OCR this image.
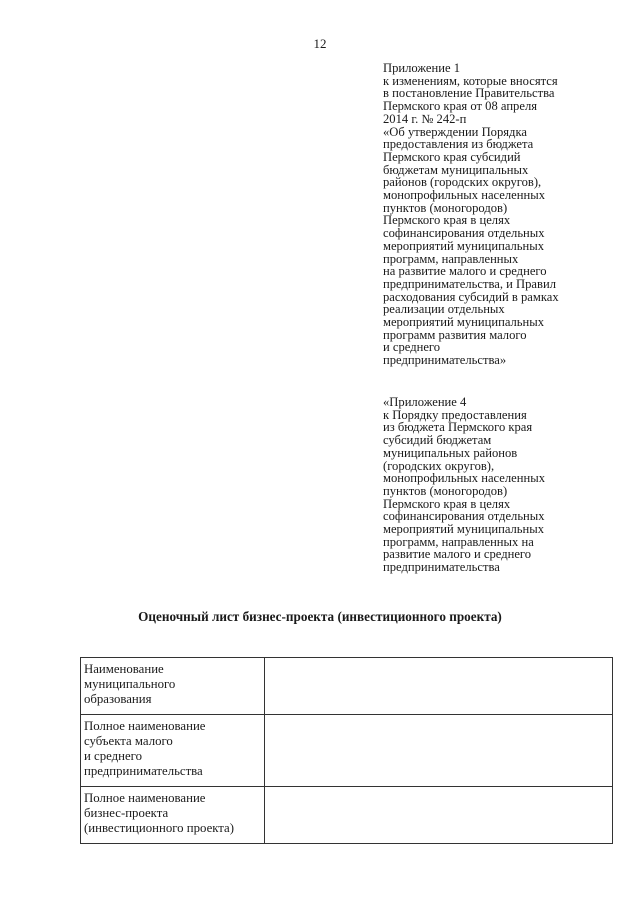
12
Приложение 1
к изменениям, которые вносятся
в постановление Правительства
Пермского края от 08 апреля
2014 г. № 242-п
«Об утверждении Порядка
предоставления из бюджета
Пермского края субсидий
бюджетам муниципальных
районов (городских округов),
монопрофильных населенных
пунктов (моногородов)
Пермского края в целях
софинансирования отдельных
мероприятий муниципальных
программ, направленных
на развитие малого и среднего
предпринимательства, и Правил
расходования субсидий в рамках
реализации отдельных
мероприятий муниципальных
программ развития малого
и среднего
предпринимательства»
«Приложение 4
к Порядку предоставления
из бюджета Пермского края
субсидий бюджетам
муниципальных районов
(городских округов),
монопрофильных населенных
пунктов (моногородов)
Пермского края в целях
софинансирования отдельных
мероприятий муниципальных
программ, направленных на
развитие малого и среднего
предпринимательства
Оценочный лист бизнес-проекта (инвестиционного проекта)
Наименование
муниципального
образования	

Полное наименование
субъекта малого
и среднего
предпринимательства	

Полное наименование
бизнес-проекта
(инвестиционного проекта)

Exercise aim:
Every line of the material is to be quoted exactly, with no pictures carried over.

Task solution:
OCR this image.
12
Приложение 1
к изменениям, которые вносятся
в постановление Правительства
Пермского края от 08 апреля
2014 г. № 242-п
«Об утверждении Порядка
предоставления из бюджета
Пермского края субсидий
бюджетам муниципальных
районов (городских округов),
монопрофильных населенных
пунктов (моногородов)
Пермского края в целях
софинансирования отдельных
мероприятий муниципальных
программ, направленных
на развитие малого и среднего
предпринимательства, и Правил
расходования субсидий в рамках
реализации отдельных
мероприятий муниципальных
программ развития малого
и среднего
предпринимательства»
«Приложение 4
к Порядку предоставления
из бюджета Пермского края
субсидий бюджетам
муниципальных районов
(городских округов),
монопрофильных населенных
пунктов (моногородов)
Пермского края в целях
софинансирования отдельных
мероприятий муниципальных
программ, направленных на
развитие малого и среднего
предпринимательства
Оценочный лист бизнес-проекта (инвестиционного проекта)
Наименование
муниципального
образования	

Полное наименование
субъекта малого
и среднего
предпринимательства	

Полное наименование
бизнес-проекта
(инвестиционного проекта)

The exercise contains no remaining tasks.